* _Stated task_: What is the number of lines that include the word "建议修改"? Provide only that figure.

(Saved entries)
====

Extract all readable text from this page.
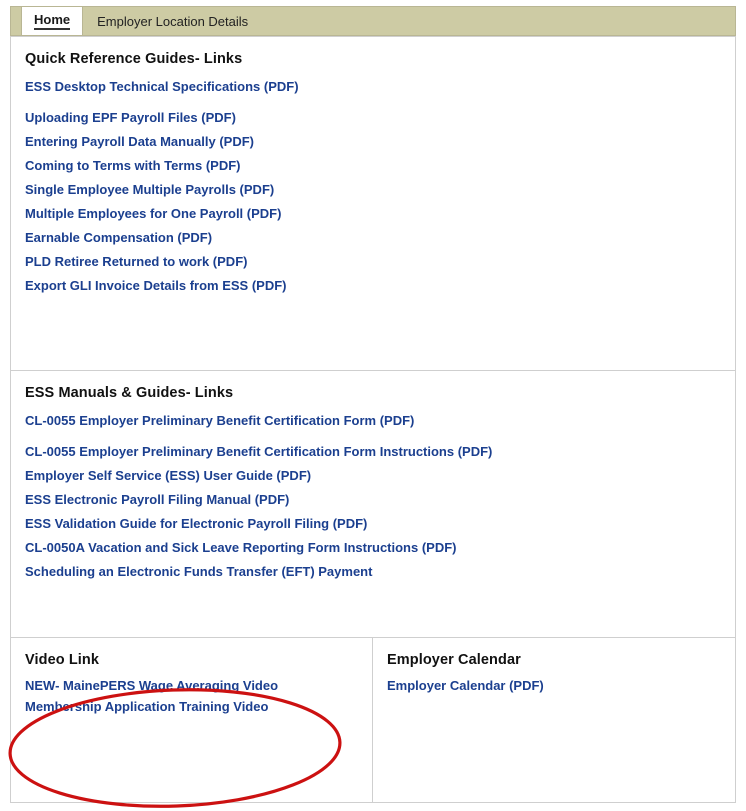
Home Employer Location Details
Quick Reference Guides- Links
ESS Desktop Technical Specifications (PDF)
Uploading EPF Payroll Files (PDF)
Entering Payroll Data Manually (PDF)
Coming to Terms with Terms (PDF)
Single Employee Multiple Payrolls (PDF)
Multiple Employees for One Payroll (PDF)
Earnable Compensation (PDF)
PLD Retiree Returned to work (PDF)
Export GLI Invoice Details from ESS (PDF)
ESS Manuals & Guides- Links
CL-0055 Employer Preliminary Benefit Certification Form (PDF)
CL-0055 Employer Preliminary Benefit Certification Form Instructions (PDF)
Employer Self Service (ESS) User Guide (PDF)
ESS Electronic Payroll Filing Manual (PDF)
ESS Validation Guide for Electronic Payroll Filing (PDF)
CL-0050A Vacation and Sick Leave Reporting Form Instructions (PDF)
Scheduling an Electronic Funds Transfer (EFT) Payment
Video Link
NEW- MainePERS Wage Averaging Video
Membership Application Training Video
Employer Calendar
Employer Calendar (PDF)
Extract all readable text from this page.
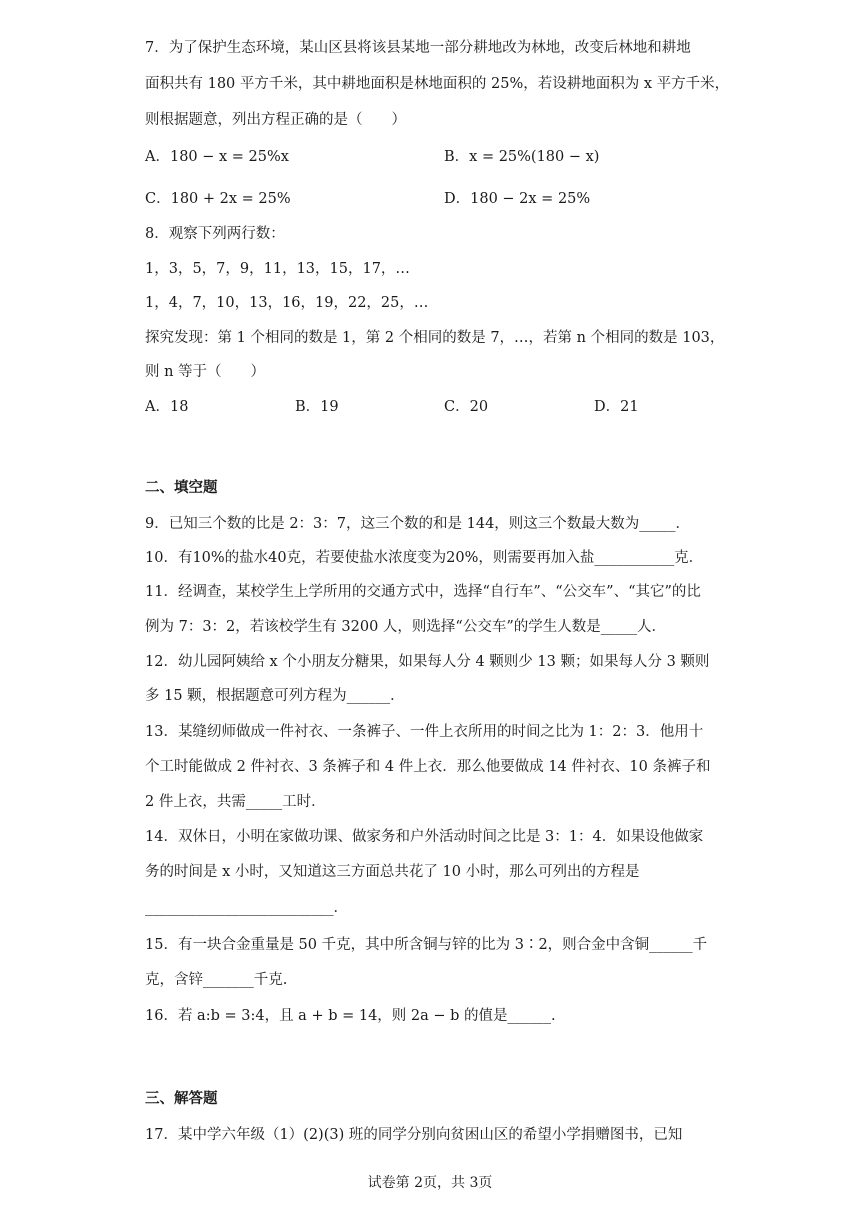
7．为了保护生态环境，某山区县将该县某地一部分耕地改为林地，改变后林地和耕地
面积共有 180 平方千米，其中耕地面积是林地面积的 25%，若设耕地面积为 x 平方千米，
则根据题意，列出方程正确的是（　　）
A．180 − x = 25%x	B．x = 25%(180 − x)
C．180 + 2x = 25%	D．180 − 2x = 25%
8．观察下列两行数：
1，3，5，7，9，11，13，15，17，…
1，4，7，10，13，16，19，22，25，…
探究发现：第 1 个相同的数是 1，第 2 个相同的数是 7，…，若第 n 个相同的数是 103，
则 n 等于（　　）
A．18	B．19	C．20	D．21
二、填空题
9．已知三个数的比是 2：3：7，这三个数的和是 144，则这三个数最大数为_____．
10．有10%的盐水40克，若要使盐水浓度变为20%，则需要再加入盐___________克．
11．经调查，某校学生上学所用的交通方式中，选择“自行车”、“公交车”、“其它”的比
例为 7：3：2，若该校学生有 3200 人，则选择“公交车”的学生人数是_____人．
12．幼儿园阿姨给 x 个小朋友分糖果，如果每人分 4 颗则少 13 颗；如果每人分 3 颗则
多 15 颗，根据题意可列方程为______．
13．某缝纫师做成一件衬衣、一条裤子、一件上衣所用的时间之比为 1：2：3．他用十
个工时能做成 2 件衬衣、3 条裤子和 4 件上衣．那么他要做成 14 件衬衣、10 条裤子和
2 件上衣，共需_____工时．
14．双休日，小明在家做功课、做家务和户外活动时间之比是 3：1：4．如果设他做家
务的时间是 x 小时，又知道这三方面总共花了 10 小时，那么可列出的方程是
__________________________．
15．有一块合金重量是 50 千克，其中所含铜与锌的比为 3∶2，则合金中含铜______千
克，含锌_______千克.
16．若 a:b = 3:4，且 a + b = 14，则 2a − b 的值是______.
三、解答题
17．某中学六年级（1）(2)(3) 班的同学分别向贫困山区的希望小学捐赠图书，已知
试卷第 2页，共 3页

====

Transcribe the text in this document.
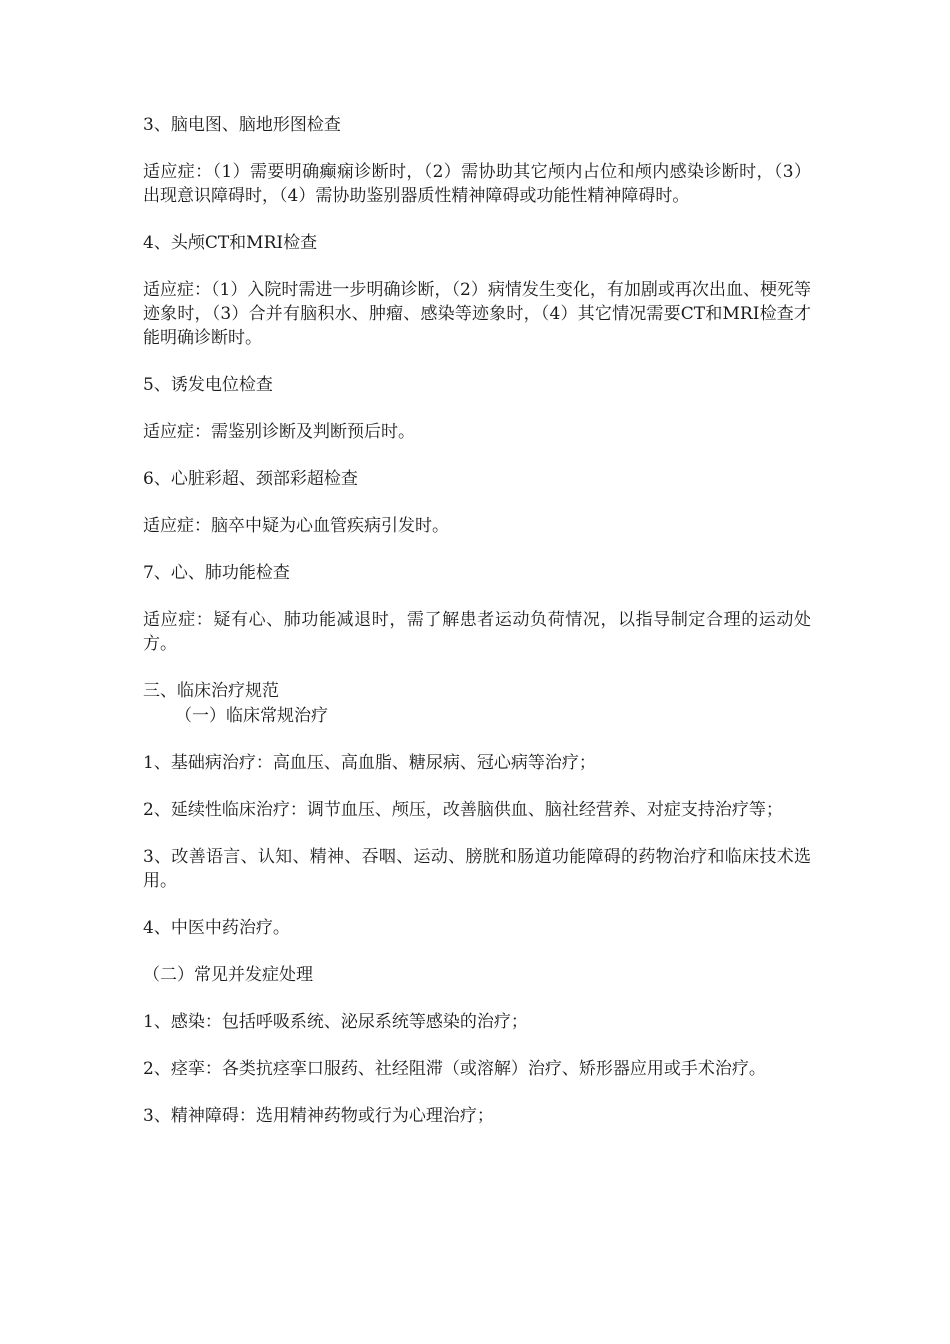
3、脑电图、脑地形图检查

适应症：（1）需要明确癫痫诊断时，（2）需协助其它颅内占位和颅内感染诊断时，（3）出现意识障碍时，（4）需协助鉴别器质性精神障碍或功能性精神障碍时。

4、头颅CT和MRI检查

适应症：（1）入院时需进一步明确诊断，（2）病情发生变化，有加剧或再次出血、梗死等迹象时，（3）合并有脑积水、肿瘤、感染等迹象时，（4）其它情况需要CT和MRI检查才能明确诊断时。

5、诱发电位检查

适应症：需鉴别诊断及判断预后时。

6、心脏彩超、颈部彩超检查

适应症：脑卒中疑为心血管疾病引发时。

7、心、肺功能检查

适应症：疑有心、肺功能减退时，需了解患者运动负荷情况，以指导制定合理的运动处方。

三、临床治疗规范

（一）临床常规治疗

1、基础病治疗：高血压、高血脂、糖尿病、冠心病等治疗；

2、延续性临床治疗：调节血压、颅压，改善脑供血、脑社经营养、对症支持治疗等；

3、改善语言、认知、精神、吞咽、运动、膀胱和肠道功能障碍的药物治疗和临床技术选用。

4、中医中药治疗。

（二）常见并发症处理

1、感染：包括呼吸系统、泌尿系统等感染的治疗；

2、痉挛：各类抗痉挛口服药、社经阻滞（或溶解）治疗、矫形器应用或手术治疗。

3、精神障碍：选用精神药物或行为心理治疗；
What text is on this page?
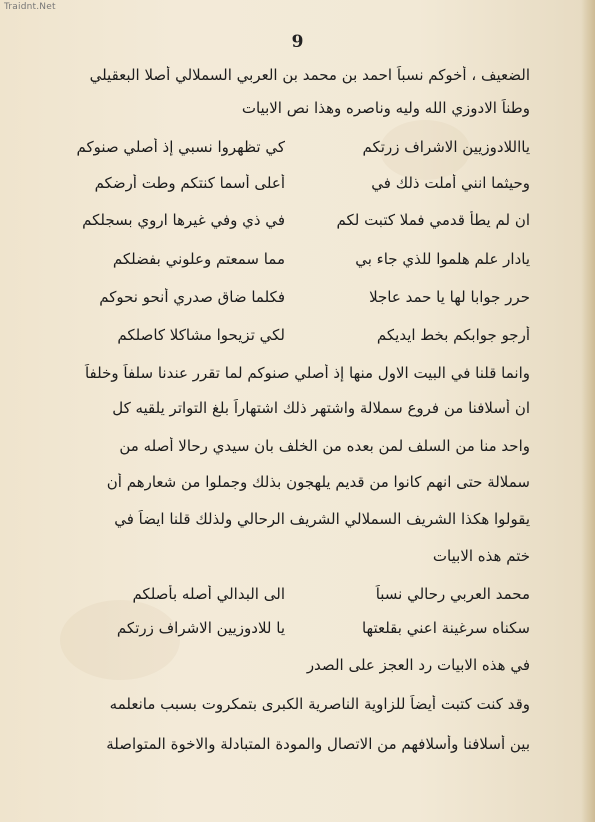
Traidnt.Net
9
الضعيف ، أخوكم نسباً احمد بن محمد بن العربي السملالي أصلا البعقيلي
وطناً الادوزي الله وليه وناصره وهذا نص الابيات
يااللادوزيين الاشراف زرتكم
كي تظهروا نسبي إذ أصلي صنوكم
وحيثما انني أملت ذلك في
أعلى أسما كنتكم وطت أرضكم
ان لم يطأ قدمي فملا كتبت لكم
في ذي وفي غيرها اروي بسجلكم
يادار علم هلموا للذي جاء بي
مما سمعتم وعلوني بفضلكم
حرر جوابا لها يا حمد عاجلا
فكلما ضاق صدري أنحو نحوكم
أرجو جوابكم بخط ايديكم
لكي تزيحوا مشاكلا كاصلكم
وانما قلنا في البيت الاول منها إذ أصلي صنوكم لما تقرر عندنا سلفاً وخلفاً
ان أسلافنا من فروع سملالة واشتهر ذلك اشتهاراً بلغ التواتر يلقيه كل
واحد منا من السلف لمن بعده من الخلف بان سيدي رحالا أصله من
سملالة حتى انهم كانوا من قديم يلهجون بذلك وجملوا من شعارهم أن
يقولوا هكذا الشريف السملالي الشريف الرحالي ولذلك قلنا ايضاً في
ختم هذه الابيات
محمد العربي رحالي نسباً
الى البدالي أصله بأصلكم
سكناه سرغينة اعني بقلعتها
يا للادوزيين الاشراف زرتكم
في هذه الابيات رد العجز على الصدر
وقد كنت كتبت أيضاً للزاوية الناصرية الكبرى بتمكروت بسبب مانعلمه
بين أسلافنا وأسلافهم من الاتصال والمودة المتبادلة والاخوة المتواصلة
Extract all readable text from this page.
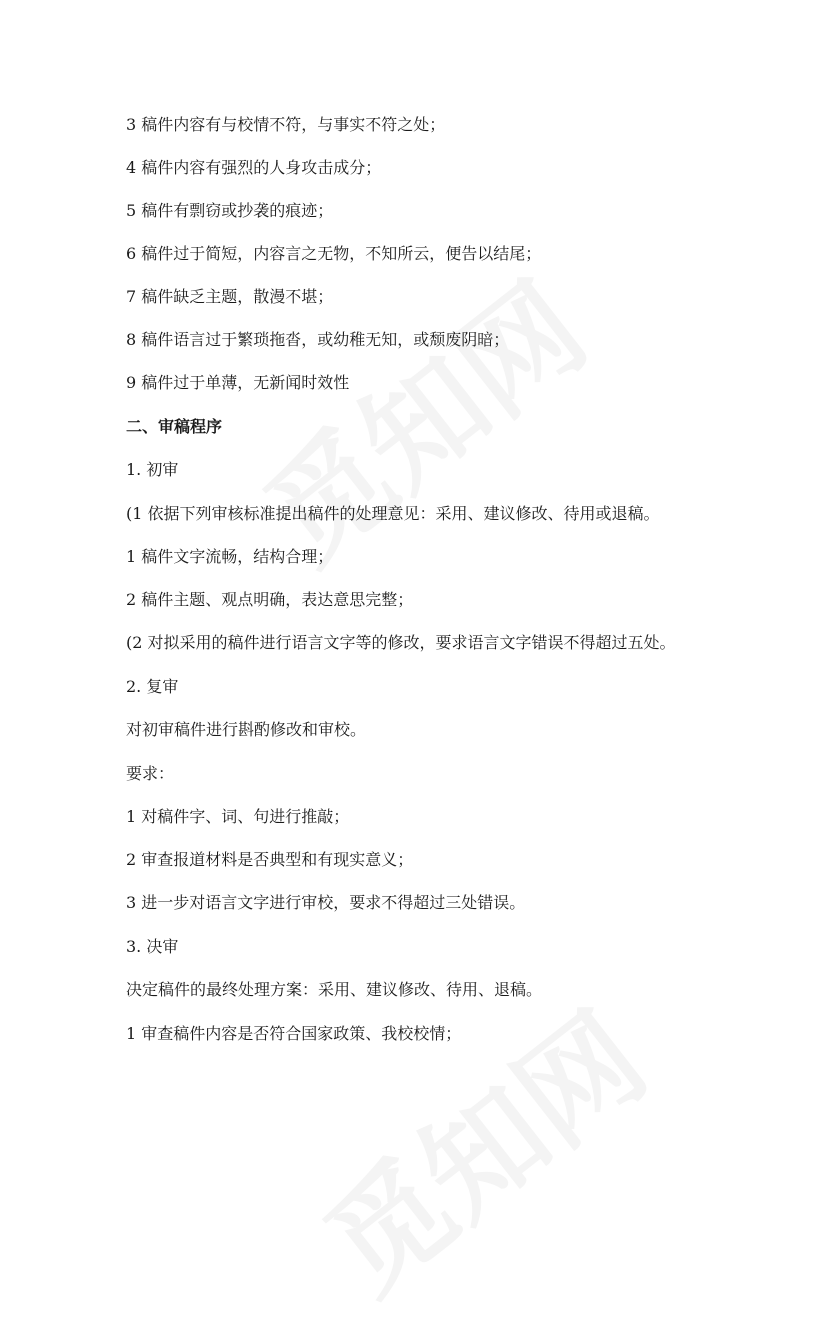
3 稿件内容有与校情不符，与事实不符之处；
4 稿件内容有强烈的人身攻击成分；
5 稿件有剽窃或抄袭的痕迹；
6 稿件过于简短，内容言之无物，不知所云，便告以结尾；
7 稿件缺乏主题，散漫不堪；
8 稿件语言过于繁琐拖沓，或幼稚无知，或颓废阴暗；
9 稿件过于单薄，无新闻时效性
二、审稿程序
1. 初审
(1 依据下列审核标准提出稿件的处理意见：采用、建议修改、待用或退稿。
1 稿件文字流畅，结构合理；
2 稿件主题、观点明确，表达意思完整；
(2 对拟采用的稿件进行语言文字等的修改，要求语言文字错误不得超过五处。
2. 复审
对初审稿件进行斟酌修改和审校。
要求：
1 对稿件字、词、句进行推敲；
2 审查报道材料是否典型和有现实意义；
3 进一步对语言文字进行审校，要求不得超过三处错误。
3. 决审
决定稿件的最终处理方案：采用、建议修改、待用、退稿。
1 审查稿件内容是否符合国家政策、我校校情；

====

* _Complete response_: 2